Aufgabe:
Wo sollen laut dem Text zur EU-Asylreform Asylsuchende aus Ländern, deren Asylgesuche nur selten gutgeheissen werden, auf den Asylentscheid warten?

Textauszug:
====

Der Wunsch nach einer Verschärfung des Asylsystems ist politischer Konsens in der EU. Und die Reform wird zu einer Verschärfung führen: Wer aus einem Land stammt, aus dem nur wenige Asylgesuche gutgeheissen werden, soll beispielsweise in Zentren an der Aussengrenze auf den Asylentscheid warten. Die damit verbundene Abschreckung ist politisch gewünscht.
Welchen Effekt die Reform aber auf die Ankunftszahlen haben wird, ist – Stand heute – völlig offen. Denn vieles, was lange versucht wurde, war politisch nicht machbar. So wird es etwa keine verpflichtende Verteilung von Asylsuchenden auf alle europäischen Staaten geben. Länder, die keine Asylsuchenden aufnehmen wollen, können sich mit einer Geldzahlung «freikaufen». Auch regelt die Reform nicht, was mit Personen geschieht, deren Asylgesuch abgelehnt wurde. Denn dafür braucht es funktionierende Abkommen mit den Herkunfts- oder Transitstaaten der Asylsuchenden. Doch dafür präsentiert auch die nun beschlossene Reform keine Lösungen.
Die Verteilung der Schutzsuchenden unter den EU-Staaten wird den Plänen zufolge mit einem «Solidaritätsmechanismus» neu geregelt: Wenn die Länder keine Flüchtlinge aufnehmen wollen, müssen sie Unterstützung leisten, etwa in Form von Geldzahlungen. Abgelehnte Asylbewerber sollen künftig leichter in sichere Drittstaaten abgeschoben werden können.

====

Material:
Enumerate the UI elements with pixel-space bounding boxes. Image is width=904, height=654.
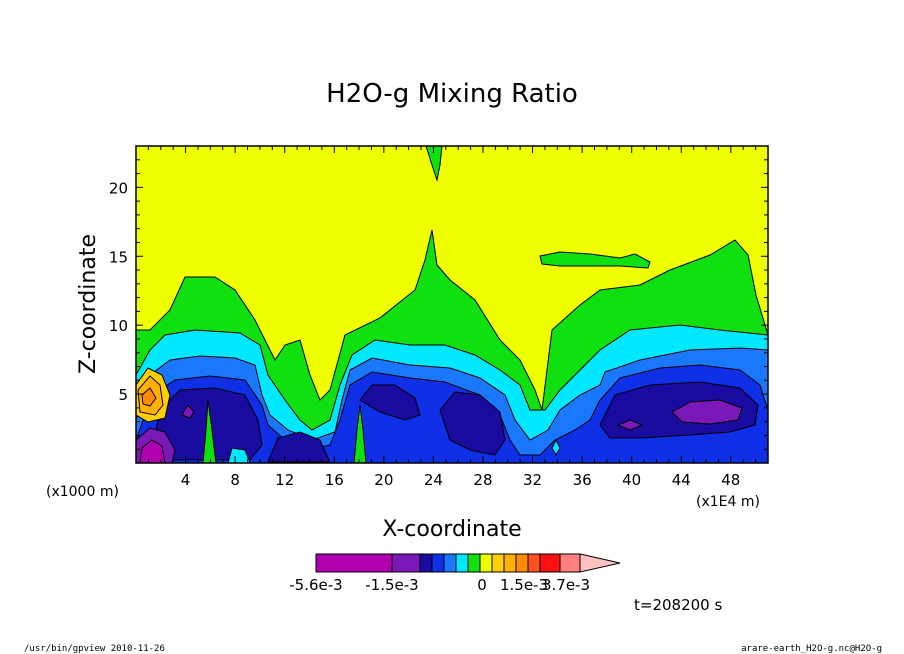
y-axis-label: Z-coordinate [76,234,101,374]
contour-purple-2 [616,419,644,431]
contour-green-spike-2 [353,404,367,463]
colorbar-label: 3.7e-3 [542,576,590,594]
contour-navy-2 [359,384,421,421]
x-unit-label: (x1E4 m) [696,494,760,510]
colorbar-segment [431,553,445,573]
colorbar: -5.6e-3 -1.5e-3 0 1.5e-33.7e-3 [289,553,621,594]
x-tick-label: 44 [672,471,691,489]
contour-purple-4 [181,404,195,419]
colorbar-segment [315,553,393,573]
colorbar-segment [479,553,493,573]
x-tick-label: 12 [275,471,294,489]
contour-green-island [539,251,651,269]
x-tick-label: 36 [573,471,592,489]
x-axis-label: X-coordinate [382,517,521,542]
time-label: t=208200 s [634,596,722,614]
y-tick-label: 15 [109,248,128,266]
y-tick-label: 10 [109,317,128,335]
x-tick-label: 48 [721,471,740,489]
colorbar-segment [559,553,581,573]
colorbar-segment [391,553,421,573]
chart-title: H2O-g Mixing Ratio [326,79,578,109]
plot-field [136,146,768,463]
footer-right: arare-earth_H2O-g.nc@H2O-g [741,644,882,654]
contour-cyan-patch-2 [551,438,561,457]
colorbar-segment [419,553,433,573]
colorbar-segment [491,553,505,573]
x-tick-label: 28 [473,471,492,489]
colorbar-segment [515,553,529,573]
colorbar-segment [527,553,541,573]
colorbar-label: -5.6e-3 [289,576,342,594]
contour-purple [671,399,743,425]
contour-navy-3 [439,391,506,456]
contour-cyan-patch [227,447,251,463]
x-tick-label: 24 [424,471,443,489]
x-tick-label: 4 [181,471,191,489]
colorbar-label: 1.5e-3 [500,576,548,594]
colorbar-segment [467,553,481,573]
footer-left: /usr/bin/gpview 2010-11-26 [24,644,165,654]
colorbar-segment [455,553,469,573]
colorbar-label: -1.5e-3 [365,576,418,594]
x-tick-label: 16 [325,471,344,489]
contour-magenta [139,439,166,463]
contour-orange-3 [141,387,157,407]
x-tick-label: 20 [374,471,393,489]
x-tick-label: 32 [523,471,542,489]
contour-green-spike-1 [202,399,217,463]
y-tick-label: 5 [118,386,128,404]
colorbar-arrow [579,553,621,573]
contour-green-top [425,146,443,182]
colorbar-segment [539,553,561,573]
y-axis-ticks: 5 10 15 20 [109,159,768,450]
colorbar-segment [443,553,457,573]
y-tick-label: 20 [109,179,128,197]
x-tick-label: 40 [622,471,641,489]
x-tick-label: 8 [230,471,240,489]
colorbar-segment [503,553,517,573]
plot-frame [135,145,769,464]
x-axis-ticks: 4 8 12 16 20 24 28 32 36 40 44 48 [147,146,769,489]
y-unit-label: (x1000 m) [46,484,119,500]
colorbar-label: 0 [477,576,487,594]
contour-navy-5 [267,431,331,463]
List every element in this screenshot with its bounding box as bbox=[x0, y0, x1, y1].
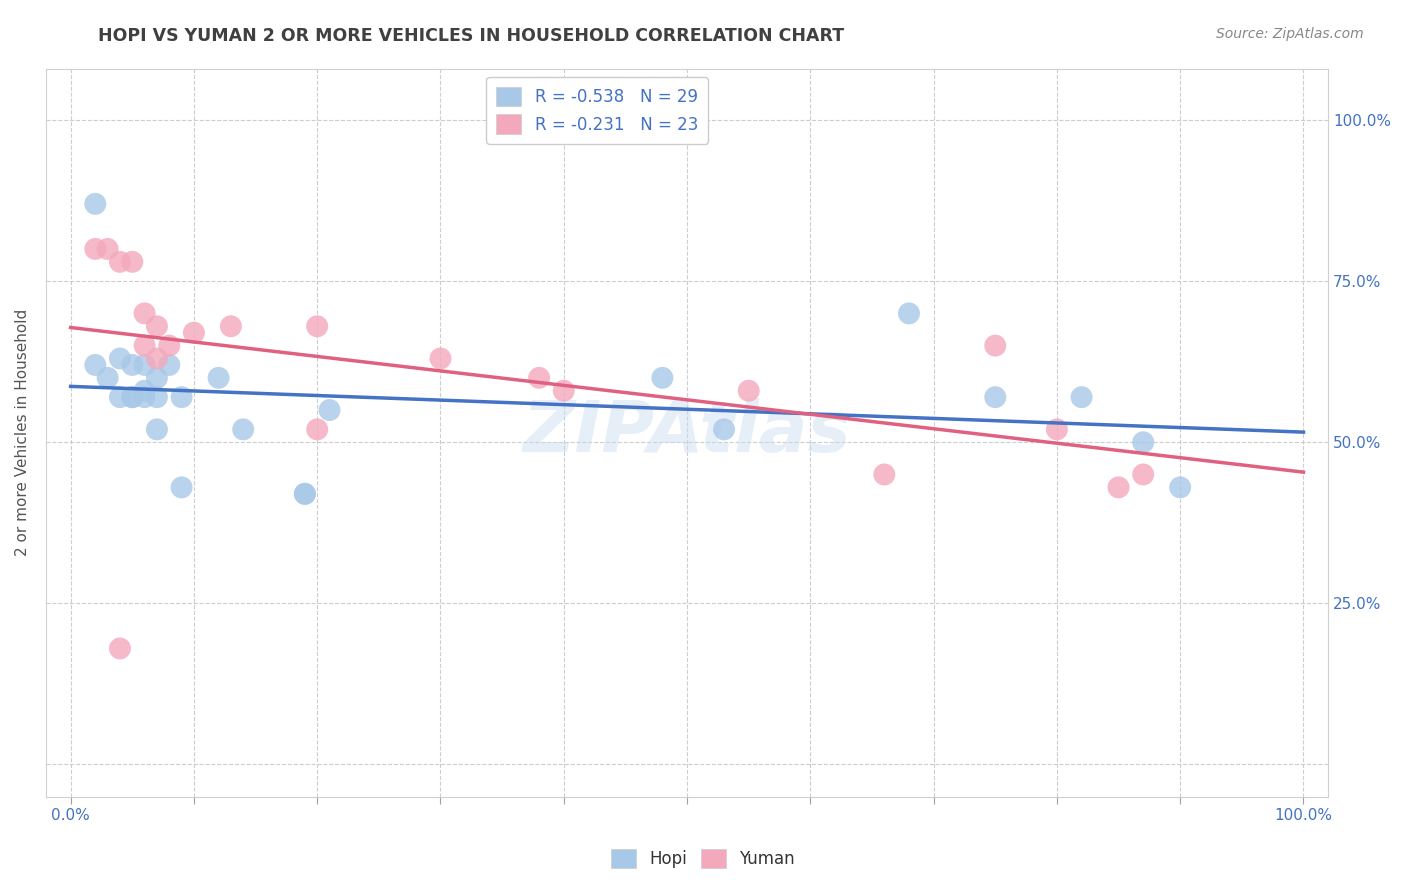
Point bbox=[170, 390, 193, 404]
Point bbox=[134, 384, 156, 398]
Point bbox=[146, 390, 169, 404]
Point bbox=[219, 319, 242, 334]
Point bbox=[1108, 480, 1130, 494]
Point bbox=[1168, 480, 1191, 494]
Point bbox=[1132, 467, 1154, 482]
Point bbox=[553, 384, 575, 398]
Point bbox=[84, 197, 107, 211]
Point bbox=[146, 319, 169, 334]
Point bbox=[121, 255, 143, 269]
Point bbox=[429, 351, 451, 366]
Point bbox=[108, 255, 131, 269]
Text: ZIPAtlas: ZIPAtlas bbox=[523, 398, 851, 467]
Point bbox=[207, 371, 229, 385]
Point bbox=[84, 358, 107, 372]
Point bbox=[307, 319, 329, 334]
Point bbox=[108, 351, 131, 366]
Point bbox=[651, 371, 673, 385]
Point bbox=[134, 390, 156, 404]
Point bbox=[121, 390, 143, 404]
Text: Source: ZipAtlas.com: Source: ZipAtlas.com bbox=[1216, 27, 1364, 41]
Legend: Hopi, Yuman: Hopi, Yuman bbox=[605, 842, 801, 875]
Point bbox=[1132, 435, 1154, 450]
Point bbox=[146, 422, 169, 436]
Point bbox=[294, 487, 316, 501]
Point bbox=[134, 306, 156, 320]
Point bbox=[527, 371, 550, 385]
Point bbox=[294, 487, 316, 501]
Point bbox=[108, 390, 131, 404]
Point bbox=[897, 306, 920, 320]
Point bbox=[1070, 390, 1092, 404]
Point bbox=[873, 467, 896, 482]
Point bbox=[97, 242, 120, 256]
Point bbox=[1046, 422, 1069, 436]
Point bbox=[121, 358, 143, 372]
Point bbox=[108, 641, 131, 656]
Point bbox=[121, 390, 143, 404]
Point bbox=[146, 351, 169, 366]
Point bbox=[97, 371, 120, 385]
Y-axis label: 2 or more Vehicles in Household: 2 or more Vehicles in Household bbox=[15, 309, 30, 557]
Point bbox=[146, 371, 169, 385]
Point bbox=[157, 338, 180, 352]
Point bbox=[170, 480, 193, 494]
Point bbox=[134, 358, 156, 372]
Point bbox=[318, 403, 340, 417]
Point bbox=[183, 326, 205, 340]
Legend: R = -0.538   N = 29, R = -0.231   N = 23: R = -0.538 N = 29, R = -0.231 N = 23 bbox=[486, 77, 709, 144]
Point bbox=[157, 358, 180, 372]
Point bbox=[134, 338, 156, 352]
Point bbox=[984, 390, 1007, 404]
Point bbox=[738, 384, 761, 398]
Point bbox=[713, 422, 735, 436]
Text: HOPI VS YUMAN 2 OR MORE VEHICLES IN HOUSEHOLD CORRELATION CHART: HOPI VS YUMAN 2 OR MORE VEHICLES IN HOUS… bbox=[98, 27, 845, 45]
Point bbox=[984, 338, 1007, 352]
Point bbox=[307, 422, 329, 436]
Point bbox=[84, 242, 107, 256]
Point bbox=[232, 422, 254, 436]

====

Lösung:
In Zentren an der Aussengrenze.